YOUR GOAL:
Repeat the records below word for word, but start at the line that contains "OCR this image.", stop after the last line, and include nothing else.

__________________________________________________

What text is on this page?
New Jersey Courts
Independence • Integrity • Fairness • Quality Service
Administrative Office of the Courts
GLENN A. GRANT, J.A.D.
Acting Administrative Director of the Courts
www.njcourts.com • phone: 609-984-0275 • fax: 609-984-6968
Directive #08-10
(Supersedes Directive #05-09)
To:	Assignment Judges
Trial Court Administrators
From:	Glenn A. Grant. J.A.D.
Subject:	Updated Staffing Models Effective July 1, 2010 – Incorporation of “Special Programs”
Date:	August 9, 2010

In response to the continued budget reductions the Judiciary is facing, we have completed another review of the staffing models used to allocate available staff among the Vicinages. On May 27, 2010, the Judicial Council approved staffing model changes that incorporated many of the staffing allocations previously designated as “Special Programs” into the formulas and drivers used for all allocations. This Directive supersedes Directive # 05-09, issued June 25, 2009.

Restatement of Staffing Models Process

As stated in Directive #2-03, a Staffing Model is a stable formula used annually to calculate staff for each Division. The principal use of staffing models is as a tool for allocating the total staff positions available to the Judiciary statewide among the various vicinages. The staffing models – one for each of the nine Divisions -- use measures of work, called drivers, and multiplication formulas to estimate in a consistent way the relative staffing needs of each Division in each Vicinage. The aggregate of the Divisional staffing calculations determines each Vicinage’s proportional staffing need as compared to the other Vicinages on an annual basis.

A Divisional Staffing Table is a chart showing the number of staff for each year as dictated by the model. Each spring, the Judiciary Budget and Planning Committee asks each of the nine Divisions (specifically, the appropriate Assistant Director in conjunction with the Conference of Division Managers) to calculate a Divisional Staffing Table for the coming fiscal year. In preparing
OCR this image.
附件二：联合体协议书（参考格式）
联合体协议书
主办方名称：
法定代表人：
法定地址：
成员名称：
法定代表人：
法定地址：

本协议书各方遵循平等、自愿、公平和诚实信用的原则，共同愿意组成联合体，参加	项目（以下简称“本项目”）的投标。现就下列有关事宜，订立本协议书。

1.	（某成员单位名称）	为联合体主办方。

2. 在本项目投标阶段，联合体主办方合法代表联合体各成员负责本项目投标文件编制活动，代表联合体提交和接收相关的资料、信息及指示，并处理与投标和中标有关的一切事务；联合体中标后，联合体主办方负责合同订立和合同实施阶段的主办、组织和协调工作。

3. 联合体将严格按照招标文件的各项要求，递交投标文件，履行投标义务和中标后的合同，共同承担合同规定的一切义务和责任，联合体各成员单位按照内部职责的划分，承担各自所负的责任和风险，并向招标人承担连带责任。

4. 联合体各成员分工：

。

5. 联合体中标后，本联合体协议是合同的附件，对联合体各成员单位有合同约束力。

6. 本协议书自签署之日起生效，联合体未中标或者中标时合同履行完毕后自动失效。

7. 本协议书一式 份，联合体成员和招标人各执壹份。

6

__________________________________________________

EXERCISE OUTPUT:
OCR this image.
附件二：联合体协议书（参考格式）
联合体协议书
主办方名称：
法定代表人：
法定地址：
成员名称：
法定代表人：
法定地址：

本协议书各方遵循平等、自愿、公平和诚实信用的原则，共同愿意组成联合体，参加	项目（以下简称“本项目”）的投标。现就下列有关事宜，订立本协议书。

1.	（某成员单位名称）	为联合体主办方。

2. 在本项目投标阶段，联合体主办方合法代表联合体各成员负责本项目投标文件编制活动，代表联合体提交和接收相关的资料、信息及指示，并处理与投标和中标有关的一切事务；联合体中标后，联合体主办方负责合同订立和合同实施阶段的主办、组织和协调工作。

3. 联合体将严格按照招标文件的各项要求，递交投标文件，履行投标义务和中标后的合同，共同承担合同规定的一切义务和责任，联合体各成员单位按照内部职责的划分，承担各自所负的责任和风险，并向招标人承担连带责任。

4. 联合体各成员分工：

。

5. 联合体中标后，本联合体协议是合同的附件，对联合体各成员单位有合同约束力。

6. 本协议书自签署之日起生效，联合体未中标或者中标时合同履行完毕后自动失效。

7. 本协议书一式 份，联合体成员和招标人各执壹份。

6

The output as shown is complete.